— begin PROVIDED MATERIAL —

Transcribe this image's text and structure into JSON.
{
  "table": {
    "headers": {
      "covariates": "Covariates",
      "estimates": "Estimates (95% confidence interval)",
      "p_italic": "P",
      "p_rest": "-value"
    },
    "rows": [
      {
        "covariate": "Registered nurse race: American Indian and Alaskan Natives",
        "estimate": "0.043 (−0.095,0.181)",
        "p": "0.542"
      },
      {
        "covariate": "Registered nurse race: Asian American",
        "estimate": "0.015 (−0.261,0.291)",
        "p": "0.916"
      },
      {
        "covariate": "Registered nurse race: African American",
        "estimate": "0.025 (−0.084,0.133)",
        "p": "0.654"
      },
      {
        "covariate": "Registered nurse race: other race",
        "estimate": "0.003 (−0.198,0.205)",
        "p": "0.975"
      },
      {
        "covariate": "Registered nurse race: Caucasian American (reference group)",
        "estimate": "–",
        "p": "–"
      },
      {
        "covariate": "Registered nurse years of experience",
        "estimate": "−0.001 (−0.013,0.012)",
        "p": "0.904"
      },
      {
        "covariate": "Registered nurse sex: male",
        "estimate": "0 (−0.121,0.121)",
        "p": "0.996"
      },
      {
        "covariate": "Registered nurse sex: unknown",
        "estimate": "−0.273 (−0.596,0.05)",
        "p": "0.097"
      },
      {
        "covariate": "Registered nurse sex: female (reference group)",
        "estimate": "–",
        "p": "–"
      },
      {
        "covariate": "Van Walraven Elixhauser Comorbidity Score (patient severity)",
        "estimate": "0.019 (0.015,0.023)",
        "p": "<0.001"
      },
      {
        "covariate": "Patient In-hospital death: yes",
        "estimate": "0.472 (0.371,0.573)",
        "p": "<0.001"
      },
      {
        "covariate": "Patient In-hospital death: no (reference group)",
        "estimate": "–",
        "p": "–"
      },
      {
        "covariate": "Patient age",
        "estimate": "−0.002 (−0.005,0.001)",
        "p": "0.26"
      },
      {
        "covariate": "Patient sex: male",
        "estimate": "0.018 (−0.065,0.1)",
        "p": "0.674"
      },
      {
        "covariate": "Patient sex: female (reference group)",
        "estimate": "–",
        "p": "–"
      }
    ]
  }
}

— end PROVIDED MATERIAL —

> _WHAT TO PRODUCE_:
Identify which lines contain the word "female" and copy each one.

> _RESPONSE BELOW_:
        "covariate": "Registered nurse sex: female (reference group)",
        "covariate": "Patient sex: female (reference group)",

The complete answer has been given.